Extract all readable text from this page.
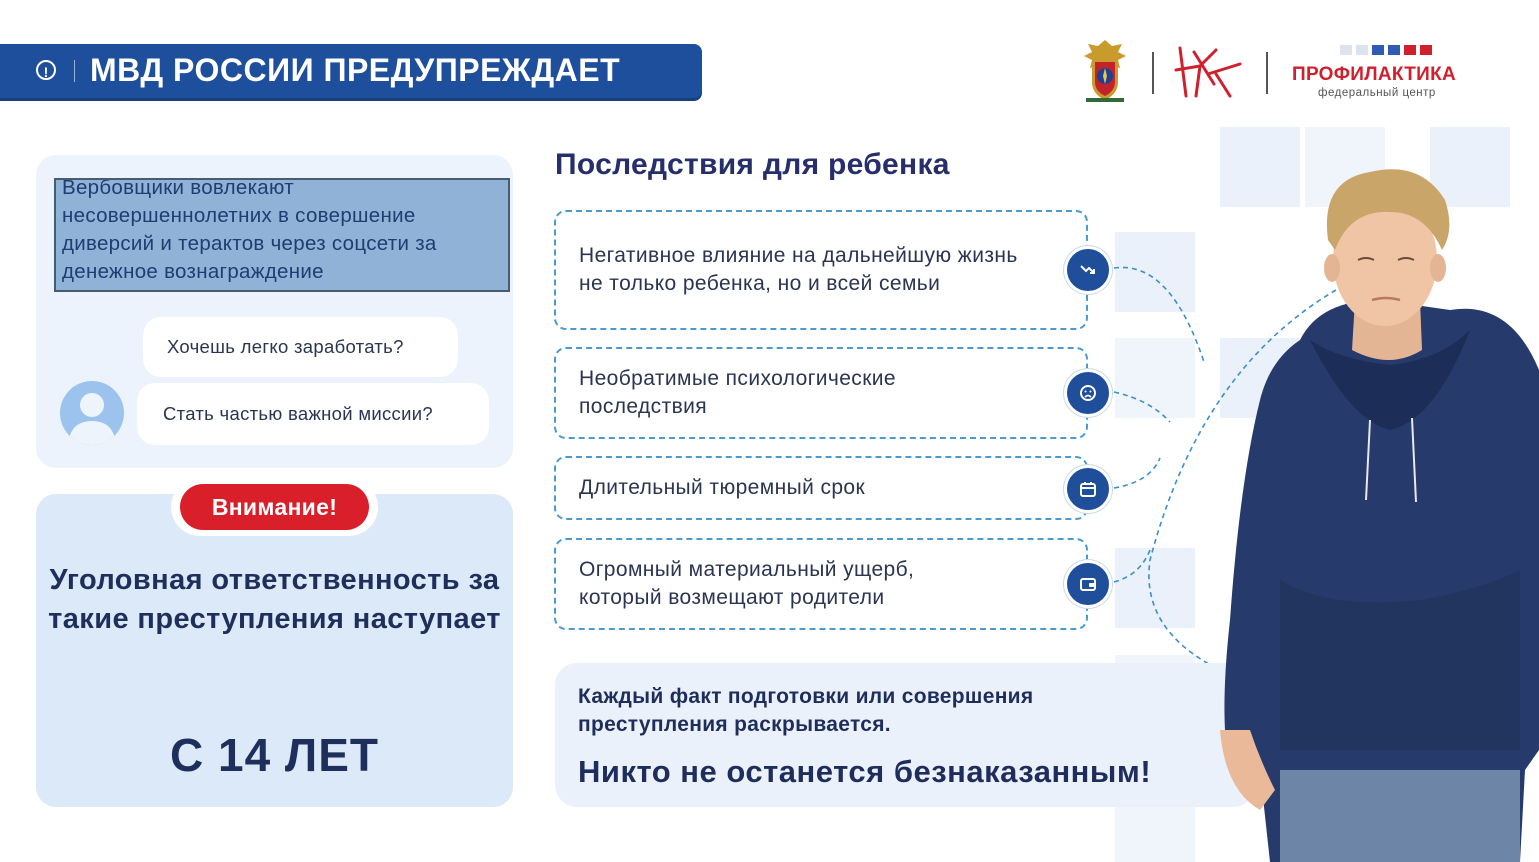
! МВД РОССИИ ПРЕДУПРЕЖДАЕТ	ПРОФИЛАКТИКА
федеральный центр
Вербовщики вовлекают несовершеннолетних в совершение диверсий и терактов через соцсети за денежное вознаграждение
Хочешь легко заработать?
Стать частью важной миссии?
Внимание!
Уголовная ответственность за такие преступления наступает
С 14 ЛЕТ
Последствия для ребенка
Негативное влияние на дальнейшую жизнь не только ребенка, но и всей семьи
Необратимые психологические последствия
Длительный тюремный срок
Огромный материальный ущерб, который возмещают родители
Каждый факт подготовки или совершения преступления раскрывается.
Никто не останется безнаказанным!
+---+
§ Task requirements
Reproduce the material above in full and without alteration, but skip all pictures.

§ Output below
Extract all readable text from this page.
! МВД РОССИИ ПРЕДУПРЕЖДАЕТ	ПРОФИЛАКТИКА
федеральный центр
Вербовщики вовлекают несовершеннолетних в совершение диверсий и терактов через соцсети за денежное вознаграждение
Хочешь легко заработать?
Стать частью важной миссии?
Внимание!
Уголовная ответственность за такие преступления наступает
С 14 ЛЕТ
Последствия для ребенка
Негативное влияние на дальнейшую жизнь не только ребенка, но и всей семьи
Необратимые психологические последствия
Длительный тюремный срок
Огромный материальный ущерб, который возмещают родители
Каждый факт подготовки или совершения преступления раскрывается.
Никто не останется безнаказанным!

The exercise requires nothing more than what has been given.